(Source data)
--*--

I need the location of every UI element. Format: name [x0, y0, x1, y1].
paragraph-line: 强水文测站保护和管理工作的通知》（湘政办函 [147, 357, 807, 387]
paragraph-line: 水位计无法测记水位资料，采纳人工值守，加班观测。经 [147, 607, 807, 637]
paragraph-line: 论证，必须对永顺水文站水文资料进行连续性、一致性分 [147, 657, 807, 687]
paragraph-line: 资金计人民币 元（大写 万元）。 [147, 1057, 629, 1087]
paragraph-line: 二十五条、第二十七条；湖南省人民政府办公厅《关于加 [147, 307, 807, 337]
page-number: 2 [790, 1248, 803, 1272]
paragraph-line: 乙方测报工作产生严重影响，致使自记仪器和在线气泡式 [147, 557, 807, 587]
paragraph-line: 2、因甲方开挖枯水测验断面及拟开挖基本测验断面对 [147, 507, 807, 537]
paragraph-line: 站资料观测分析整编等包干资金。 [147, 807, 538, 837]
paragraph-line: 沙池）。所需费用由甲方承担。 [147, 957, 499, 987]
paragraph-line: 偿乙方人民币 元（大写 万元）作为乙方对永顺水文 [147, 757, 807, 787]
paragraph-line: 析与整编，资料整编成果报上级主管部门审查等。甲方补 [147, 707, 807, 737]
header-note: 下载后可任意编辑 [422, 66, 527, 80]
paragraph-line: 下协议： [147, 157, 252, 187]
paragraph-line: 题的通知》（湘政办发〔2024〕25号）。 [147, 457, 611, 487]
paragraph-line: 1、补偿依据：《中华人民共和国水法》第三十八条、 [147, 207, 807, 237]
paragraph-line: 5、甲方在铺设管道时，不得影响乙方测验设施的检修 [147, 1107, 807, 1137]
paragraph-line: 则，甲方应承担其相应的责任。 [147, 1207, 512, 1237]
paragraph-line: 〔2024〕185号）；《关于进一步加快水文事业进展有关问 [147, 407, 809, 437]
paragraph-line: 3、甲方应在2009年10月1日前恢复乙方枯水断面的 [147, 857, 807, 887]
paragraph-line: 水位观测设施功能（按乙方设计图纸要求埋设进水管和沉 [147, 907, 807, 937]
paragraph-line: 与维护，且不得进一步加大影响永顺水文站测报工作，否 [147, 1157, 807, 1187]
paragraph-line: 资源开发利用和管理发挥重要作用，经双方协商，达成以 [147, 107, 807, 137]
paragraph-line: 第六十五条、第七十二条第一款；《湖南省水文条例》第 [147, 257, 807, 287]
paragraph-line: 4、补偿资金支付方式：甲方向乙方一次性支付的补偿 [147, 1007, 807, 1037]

--*--

> [Aim] Reproduce every line of the data above verbatim, without altering any character.

> [Task answer]
I need the location of every UI element. Format: name [x0, y0, x1, y1].
paragraph-line: 强水文测站保护和管理工作的通知》（湘政办函 [147, 357, 807, 387]
paragraph-line: 水位计无法测记水位资料，采纳人工值守，加班观测。经 [147, 607, 807, 637]
paragraph-line: 论证，必须对永顺水文站水文资料进行连续性、一致性分 [147, 657, 807, 687]
paragraph-line: 资金计人民币 元（大写 万元）。 [147, 1057, 629, 1087]
paragraph-line: 二十五条、第二十七条；湖南省人民政府办公厅《关于加 [147, 307, 807, 337]
page-number: 2 [790, 1248, 803, 1272]
paragraph-line: 乙方测报工作产生严重影响，致使自记仪器和在线气泡式 [147, 557, 807, 587]
paragraph-line: 2、因甲方开挖枯水测验断面及拟开挖基本测验断面对 [147, 507, 807, 537]
paragraph-line: 站资料观测分析整编等包干资金。 [147, 807, 538, 837]
paragraph-line: 沙池）。所需费用由甲方承担。 [147, 957, 499, 987]
paragraph-line: 偿乙方人民币 元（大写 万元）作为乙方对永顺水文 [147, 757, 807, 787]
paragraph-line: 析与整编，资料整编成果报上级主管部门审查等。甲方补 [147, 707, 807, 737]
header-note: 下载后可任意编辑 [422, 66, 527, 80]
paragraph-line: 下协议： [147, 157, 252, 187]
paragraph-line: 题的通知》（湘政办发〔2024〕25号）。 [147, 457, 611, 487]
paragraph-line: 1、补偿依据：《中华人民共和国水法》第三十八条、 [147, 207, 807, 237]
paragraph-line: 5、甲方在铺设管道时，不得影响乙方测验设施的检修 [147, 1107, 807, 1137]
paragraph-line: 则，甲方应承担其相应的责任。 [147, 1207, 512, 1237]
paragraph-line: 〔2024〕185号）；《关于进一步加快水文事业进展有关问 [147, 407, 809, 437]
paragraph-line: 3、甲方应在2009年10月1日前恢复乙方枯水断面的 [147, 857, 807, 887]
paragraph-line: 水位观测设施功能（按乙方设计图纸要求埋设进水管和沉 [147, 907, 807, 937]
paragraph-line: 与维护，且不得进一步加大影响永顺水文站测报工作，否 [147, 1157, 807, 1187]
paragraph-line: 资源开发利用和管理发挥重要作用，经双方协商，达成以 [147, 107, 807, 137]
paragraph-line: 第六十五条、第七十二条第一款；《湖南省水文条例》第 [147, 257, 807, 287]
paragraph-line: 4、补偿资金支付方式：甲方向乙方一次性支付的补偿 [147, 1007, 807, 1037]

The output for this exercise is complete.